**SELECTION:**
⟨
Specialty Racing, LLC was an auto racing team that competed in the NASCAR Nationwide Series. Based in Statesville, North Carolina, it was owned by Doug Taylor and Charles Shoffner. In 2011, Specialty Racing planned to field the No. 61 Ford Mustang, but sponsorship was not found, and the team closed.

Team history to 1990s 
Team owner Doug Taylor's first race as an owner came in 1994 at Dover when Patty Moise drove the No. 40 Dial/Purex Ford to a 19th-place finish. The team would run 5 more races that season achieving a season best 12th place at Michigan in just their 3rd race.  In 1995 Specialty/Doug Taylor Motorsports would continue to build in the foundation laid the previous year by racing in 22 races with Moise behind the wheel for all of them. The highlights of the season came at the Red Dog 300 in Charlotte when the team earned its first top ten stating spot as it qualified 8th and finished the race 18th. Another milestone came at the Humminbird Fishfinder 500K at Talladega when Moise drove the car to its first top ten finish, a 7th place showing.
⟩
**DATA EXTRACT:**
⟨
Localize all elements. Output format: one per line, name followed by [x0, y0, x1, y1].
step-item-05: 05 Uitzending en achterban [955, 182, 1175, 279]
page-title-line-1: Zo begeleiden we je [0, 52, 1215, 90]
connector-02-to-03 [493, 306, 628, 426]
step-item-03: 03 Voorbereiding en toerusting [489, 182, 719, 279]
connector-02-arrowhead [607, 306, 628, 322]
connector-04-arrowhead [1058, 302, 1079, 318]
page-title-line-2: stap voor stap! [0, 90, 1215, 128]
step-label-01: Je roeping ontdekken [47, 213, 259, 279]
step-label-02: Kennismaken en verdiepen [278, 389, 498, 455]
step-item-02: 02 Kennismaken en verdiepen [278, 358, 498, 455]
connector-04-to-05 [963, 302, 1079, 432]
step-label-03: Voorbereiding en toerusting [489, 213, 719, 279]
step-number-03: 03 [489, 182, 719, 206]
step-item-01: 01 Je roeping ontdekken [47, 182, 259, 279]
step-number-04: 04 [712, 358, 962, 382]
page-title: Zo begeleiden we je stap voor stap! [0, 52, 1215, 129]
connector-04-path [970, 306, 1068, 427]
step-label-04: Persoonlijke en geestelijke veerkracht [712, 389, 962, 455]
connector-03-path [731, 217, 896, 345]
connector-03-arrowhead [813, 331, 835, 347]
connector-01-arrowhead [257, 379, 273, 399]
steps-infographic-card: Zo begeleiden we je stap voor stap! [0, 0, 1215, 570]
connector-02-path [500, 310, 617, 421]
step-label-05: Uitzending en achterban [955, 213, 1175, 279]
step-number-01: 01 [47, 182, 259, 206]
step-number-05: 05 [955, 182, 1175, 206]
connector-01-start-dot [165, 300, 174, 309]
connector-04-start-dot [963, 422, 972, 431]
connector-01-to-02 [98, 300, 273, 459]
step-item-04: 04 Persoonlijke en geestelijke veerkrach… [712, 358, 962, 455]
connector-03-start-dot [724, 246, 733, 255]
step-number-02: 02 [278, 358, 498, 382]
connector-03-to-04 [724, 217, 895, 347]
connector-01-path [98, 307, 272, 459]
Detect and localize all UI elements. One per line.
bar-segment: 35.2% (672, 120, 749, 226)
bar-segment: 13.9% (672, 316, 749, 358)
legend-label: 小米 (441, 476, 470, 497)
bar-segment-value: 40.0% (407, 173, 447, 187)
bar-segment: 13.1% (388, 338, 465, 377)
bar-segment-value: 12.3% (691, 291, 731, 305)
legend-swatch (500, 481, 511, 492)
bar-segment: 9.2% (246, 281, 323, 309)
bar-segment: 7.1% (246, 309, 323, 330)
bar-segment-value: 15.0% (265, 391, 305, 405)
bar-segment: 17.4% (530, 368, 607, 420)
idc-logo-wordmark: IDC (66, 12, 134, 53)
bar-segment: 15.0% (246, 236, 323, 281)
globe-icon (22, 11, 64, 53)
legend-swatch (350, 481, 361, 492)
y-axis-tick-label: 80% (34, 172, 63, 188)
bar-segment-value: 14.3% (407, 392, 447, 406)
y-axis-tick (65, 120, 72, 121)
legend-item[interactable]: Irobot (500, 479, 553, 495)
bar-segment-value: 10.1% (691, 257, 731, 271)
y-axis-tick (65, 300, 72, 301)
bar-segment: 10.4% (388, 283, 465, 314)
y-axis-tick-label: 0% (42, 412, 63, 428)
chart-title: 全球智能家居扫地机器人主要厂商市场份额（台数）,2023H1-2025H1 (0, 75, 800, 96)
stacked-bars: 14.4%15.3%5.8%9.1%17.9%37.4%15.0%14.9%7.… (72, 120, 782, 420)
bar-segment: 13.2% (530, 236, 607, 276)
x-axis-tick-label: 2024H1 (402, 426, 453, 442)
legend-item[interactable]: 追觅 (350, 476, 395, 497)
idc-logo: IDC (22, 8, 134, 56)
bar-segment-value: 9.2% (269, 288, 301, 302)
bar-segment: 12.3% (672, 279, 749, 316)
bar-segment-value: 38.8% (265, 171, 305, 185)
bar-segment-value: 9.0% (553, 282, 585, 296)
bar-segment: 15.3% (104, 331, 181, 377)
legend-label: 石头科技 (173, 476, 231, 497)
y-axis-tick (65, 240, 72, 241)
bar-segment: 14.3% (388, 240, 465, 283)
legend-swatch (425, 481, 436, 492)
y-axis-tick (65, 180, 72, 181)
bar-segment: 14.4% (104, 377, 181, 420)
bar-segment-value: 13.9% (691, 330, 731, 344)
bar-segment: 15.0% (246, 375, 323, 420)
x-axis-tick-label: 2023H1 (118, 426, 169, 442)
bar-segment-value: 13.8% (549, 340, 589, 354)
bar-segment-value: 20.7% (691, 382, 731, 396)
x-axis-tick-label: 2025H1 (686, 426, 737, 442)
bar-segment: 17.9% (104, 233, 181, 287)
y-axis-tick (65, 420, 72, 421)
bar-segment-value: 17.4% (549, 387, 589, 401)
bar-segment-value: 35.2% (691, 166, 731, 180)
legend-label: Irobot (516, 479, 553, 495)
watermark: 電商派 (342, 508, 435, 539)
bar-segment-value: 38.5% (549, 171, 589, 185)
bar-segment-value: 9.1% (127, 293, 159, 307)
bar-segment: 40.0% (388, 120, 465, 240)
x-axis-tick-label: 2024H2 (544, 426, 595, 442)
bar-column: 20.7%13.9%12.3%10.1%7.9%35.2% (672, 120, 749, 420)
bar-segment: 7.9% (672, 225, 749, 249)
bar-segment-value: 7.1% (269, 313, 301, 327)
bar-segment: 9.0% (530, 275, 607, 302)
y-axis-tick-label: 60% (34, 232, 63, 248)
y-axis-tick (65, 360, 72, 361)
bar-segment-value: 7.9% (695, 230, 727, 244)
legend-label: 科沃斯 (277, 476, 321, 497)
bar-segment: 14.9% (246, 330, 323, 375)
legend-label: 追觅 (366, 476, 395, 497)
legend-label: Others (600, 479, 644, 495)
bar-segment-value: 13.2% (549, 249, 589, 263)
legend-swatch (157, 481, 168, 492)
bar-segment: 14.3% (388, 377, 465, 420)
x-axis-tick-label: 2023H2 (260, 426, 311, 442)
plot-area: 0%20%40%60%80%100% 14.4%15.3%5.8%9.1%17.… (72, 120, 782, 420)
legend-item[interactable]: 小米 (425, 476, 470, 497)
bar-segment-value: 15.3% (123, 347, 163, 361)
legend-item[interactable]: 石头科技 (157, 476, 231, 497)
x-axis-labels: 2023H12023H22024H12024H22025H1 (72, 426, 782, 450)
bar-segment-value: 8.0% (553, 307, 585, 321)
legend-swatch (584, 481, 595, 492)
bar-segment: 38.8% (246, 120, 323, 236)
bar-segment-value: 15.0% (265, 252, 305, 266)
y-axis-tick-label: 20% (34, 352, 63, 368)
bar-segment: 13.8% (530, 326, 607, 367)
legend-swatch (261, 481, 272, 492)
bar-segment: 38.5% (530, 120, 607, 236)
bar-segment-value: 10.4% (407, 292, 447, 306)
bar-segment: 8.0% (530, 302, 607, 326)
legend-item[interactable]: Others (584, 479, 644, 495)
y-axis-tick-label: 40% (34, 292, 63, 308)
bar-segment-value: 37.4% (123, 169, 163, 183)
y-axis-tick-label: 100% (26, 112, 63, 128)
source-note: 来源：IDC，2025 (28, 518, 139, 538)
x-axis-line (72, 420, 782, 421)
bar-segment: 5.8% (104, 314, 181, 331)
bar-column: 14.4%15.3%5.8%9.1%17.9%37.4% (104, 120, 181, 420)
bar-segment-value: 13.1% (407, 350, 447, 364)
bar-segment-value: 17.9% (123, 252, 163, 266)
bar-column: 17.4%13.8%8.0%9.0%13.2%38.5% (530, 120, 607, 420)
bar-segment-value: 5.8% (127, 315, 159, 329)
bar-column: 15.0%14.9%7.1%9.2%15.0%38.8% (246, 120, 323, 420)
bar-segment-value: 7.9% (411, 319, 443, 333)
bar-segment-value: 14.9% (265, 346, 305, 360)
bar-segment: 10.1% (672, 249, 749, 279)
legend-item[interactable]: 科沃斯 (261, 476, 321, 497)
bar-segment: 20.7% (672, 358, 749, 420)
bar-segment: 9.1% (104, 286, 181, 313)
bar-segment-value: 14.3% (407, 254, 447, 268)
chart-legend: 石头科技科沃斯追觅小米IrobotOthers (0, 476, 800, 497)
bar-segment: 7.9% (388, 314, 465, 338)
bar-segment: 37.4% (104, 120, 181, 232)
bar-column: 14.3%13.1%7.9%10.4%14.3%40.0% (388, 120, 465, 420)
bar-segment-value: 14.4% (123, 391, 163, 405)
⟩
**WORK TO COMPLETE:**
• 1. Return the passage of the Specialty Racing history between "Specialty Racing, LLC" and "the team closed.", inclusive.
• 2. Write the next part of the Specialty Racing history, picking up after its final sentence.

**ANSWERS FOR THIS EXERCISE:**
• 1.
Specialty Racing, LLC was an auto racing team that competed in the NASCAR Nationwide Series. Based in Statesville, North Carolina, it was owned by Doug Taylor and Charles Shoffner. In 2011, Specialty Racing planned to field the No. 61 Ford Mustang, but sponsorship was not found, and the team closed.

• 2.
Moise was released as the team's driver at the end of the 1995 season and Tim Fedewa was hired to serve as driver for the 1996 campaign. Kleenex signed on to sponsor the Number 40.  Fedewa drove the car to 5 top ten starts and 2 top ten finishes, with a season-best 4th-place finish in Indianapolis at the Kroger 200. The finish at IRP would mark the team's first top five finish.  In 1997 a total of seven drivers sat in the seat of the car, including Doug Taylor himself for the March Las Vegas race. The best finish for the year was put forth when Ted Musgrave drove to a 12th-place finish at Darlington.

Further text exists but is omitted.